◆ **Information shown**:
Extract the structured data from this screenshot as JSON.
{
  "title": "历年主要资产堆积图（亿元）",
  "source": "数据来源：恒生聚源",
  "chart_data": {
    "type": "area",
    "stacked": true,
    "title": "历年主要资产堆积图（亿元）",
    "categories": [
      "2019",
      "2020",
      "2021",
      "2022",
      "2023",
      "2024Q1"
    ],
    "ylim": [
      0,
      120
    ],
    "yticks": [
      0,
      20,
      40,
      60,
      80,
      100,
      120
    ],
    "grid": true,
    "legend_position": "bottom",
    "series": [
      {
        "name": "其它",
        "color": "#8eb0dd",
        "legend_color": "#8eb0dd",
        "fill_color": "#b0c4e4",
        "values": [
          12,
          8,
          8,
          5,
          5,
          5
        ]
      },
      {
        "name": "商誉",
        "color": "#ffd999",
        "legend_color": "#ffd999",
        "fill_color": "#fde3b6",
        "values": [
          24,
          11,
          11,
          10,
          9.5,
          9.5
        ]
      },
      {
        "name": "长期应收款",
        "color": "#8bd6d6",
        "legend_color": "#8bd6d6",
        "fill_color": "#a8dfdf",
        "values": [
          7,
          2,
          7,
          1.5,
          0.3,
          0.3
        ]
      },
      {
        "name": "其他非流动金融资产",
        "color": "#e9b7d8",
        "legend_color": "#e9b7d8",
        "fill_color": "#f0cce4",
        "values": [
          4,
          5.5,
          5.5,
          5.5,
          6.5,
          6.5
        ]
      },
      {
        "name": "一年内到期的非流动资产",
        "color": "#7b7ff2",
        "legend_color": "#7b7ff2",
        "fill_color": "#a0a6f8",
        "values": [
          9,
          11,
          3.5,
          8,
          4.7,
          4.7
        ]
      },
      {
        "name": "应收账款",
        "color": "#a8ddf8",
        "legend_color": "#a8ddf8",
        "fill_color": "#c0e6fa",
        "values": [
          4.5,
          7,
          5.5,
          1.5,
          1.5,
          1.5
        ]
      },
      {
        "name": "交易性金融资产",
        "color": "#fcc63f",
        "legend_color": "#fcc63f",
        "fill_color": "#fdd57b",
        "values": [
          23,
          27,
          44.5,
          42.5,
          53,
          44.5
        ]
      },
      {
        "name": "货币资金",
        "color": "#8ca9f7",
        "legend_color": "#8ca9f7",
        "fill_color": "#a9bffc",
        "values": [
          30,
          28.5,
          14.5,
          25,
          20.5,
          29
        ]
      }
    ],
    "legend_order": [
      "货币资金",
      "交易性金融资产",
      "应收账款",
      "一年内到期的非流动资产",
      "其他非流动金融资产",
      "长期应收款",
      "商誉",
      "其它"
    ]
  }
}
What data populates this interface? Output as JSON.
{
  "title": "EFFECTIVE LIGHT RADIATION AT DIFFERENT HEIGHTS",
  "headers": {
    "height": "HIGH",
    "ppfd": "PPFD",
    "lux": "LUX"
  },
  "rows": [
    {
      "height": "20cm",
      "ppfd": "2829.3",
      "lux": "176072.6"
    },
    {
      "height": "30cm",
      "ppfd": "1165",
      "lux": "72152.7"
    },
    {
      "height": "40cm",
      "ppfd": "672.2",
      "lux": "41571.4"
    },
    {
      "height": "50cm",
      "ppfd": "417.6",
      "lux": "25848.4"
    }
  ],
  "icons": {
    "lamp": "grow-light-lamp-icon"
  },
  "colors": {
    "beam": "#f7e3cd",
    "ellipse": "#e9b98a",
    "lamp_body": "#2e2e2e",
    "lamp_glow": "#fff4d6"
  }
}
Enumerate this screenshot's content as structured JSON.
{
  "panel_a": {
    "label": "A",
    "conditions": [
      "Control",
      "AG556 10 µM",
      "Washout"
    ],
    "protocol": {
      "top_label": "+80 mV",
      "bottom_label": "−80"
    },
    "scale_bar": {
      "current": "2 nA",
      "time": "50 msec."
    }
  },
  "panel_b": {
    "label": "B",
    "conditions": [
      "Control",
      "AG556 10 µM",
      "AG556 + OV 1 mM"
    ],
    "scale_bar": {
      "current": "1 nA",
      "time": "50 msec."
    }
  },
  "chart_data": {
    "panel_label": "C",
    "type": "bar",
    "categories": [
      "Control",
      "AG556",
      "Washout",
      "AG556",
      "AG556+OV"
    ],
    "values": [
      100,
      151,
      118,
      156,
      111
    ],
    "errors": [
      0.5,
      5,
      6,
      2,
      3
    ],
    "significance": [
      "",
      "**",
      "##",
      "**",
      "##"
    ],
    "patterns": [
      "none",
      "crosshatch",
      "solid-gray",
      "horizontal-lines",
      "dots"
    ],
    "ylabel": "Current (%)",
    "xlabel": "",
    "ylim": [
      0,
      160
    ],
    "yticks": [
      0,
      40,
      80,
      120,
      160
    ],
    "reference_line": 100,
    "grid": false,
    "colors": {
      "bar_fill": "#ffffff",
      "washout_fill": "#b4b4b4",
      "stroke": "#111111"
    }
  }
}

◆ **Set exercise**:
Exactly reproduce every record.

◆ **Task solution**:
Extract the structured data from this screenshot as JSON.
{
  "title": "历年主要资产堆积图（亿元）",
  "source": "数据来源：恒生聚源",
  "chart_data": {
    "type": "area",
    "stacked": true,
    "title": "历年主要资产堆积图（亿元）",
    "categories": [
      "2019",
      "2020",
      "2021",
      "2022",
      "2023",
      "2024Q1"
    ],
    "ylim": [
      0,
      120
    ],
    "yticks": [
      0,
      20,
      40,
      60,
      80,
      100,
      120
    ],
    "grid": true,
    "legend_position": "bottom",
    "series": [
      {
        "name": "其它",
        "color": "#8eb0dd",
        "legend_color": "#8eb0dd",
        "fill_color": "#b0c4e4",
        "values": [
          12,
          8,
          8,
          5,
          5,
          5
        ]
      },
      {
        "name": "商誉",
        "color": "#ffd999",
        "legend_color": "#ffd999",
        "fill_color": "#fde3b6",
        "values": [
          24,
          11,
          11,
          10,
          9.5,
          9.5
        ]
      },
      {
        "name": "长期应收款",
        "color": "#8bd6d6",
        "legend_color": "#8bd6d6",
        "fill_color": "#a8dfdf",
        "values": [
          7,
          2,
          7,
          1.5,
          0.3,
          0.3
        ]
      },
      {
        "name": "其他非流动金融资产",
        "color": "#e9b7d8",
        "legend_color": "#e9b7d8",
        "fill_color": "#f0cce4",
        "values": [
          4,
          5.5,
          5.5,
          5.5,
          6.5,
          6.5
        ]
      },
      {
        "name": "一年内到期的非流动资产",
        "color": "#7b7ff2",
        "legend_color": "#7b7ff2",
        "fill_color": "#a0a6f8",
        "values": [
          9,
          11,
          3.5,
          8,
          4.7,
          4.7
        ]
      },
      {
        "name": "应收账款",
        "color": "#a8ddf8",
        "legend_color": "#a8ddf8",
        "fill_color": "#c0e6fa",
        "values": [
          4.5,
          7,
          5.5,
          1.5,
          1.5,
          1.5
        ]
      },
      {
        "name": "交易性金融资产",
        "color": "#fcc63f",
        "legend_color": "#fcc63f",
        "fill_color": "#fdd57b",
        "values": [
          23,
          27,
          44.5,
          42.5,
          53,
          44.5
        ]
      },
      {
        "name": "货币资金",
        "color": "#8ca9f7",
        "legend_color": "#8ca9f7",
        "fill_color": "#a9bffc",
        "values": [
          30,
          28.5,
          14.5,
          25,
          20.5,
          29
        ]
      }
    ],
    "legend_order": [
      "货币资金",
      "交易性金融资产",
      "应收账款",
      "一年内到期的非流动资产",
      "其他非流动金融资产",
      "长期应收款",
      "商誉",
      "其它"
    ]
  }
}
What data populates this interface? Output as JSON.
{
  "title": "EFFECTIVE LIGHT RADIATION AT DIFFERENT HEIGHTS",
  "headers": {
    "height": "HIGH",
    "ppfd": "PPFD",
    "lux": "LUX"
  },
  "rows": [
    {
      "height": "20cm",
      "ppfd": "2829.3",
      "lux": "176072.6"
    },
    {
      "height": "30cm",
      "ppfd": "1165",
      "lux": "72152.7"
    },
    {
      "height": "40cm",
      "ppfd": "672.2",
      "lux": "41571.4"
    },
    {
      "height": "50cm",
      "ppfd": "417.6",
      "lux": "25848.4"
    }
  ],
  "icons": {
    "lamp": "grow-light-lamp-icon"
  },
  "colors": {
    "beam": "#f7e3cd",
    "ellipse": "#e9b98a",
    "lamp_body": "#2e2e2e",
    "lamp_glow": "#fff4d6"
  }
}
Enumerate this screenshot's content as structured JSON.
{
  "panel_a": {
    "label": "A",
    "conditions": [
      "Control",
      "AG556 10 µM",
      "Washout"
    ],
    "protocol": {
      "top_label": "+80 mV",
      "bottom_label": "−80"
    },
    "scale_bar": {
      "current": "2 nA",
      "time": "50 msec."
    }
  },
  "panel_b": {
    "label": "B",
    "conditions": [
      "Control",
      "AG556 10 µM",
      "AG556 + OV 1 mM"
    ],
    "scale_bar": {
      "current": "1 nA",
      "time": "50 msec."
    }
  },
  "chart_data": {
    "panel_label": "C",
    "type": "bar",
    "categories": [
      "Control",
      "AG556",
      "Washout",
      "AG556",
      "AG556+OV"
    ],
    "values": [
      100,
      151,
      118,
      156,
      111
    ],
    "errors": [
      0.5,
      5,
      6,
      2,
      3
    ],
    "significance": [
      "",
      "**",
      "##",
      "**",
      "##"
    ],
    "patterns": [
      "none",
      "crosshatch",
      "solid-gray",
      "horizontal-lines",
      "dots"
    ],
    "ylabel": "Current (%)",
    "xlabel": "",
    "ylim": [
      0,
      160
    ],
    "yticks": [
      0,
      40,
      80,
      120,
      160
    ],
    "reference_line": 100,
    "grid": false,
    "colors": {
      "bar_fill": "#ffffff",
      "washout_fill": "#b4b4b4",
      "stroke": "#111111"
    }
  }
}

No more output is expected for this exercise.